#### [INSTRUCTIONS FOR THE TASK]
Pull out every line in the data that has the string "this" in it.

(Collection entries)
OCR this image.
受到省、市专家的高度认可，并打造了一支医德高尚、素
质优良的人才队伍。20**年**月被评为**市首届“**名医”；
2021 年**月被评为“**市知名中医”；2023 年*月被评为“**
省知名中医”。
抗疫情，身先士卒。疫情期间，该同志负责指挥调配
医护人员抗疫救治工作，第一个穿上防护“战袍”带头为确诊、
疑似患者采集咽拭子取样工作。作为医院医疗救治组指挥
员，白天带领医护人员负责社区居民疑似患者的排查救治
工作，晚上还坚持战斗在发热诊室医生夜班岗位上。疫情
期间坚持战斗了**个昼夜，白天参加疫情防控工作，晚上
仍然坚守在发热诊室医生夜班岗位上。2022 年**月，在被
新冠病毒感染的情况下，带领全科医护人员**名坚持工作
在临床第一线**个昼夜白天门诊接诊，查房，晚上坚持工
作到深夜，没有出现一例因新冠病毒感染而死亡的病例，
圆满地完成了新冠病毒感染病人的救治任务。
--
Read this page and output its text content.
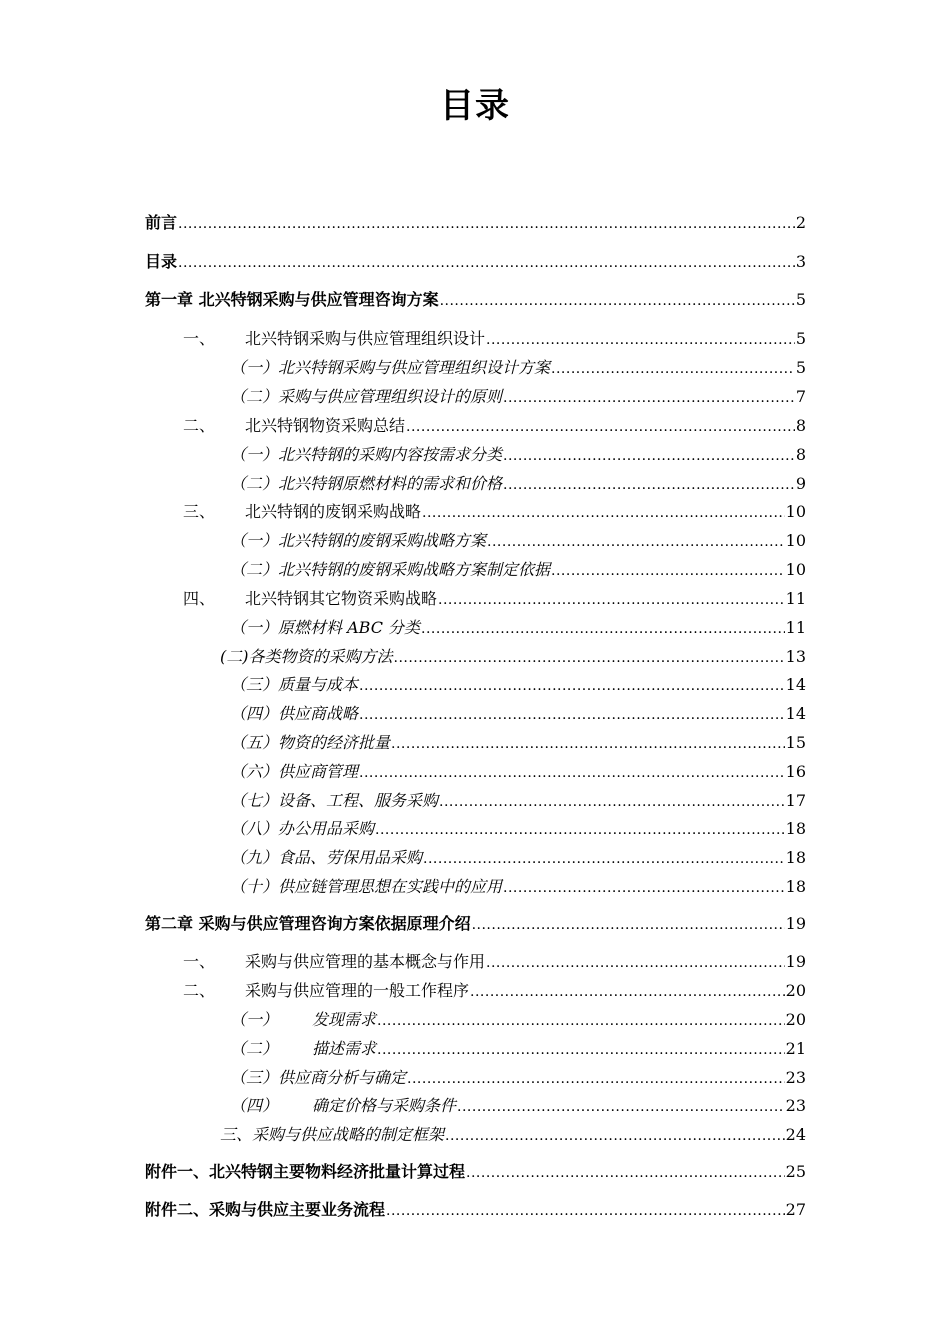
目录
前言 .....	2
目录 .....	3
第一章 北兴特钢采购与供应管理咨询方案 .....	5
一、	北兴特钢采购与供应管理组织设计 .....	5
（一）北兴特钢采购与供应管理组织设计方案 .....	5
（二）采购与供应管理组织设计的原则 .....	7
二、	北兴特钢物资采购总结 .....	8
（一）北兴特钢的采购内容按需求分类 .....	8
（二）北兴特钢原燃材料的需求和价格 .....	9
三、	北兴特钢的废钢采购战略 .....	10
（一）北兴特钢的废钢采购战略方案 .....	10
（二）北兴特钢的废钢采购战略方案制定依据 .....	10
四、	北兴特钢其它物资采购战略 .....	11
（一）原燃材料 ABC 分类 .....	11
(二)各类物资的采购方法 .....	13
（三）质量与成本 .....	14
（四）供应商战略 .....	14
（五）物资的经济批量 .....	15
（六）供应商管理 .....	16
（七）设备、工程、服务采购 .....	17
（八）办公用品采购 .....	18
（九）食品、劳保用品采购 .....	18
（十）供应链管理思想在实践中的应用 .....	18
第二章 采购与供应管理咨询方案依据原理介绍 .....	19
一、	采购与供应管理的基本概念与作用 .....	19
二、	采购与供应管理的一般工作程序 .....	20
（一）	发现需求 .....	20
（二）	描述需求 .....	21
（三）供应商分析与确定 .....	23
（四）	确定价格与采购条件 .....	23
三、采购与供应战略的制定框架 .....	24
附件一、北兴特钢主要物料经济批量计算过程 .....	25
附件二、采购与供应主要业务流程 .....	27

#### [WRITTEN ANSWER]
OCR this image.
Read this page and output its text content.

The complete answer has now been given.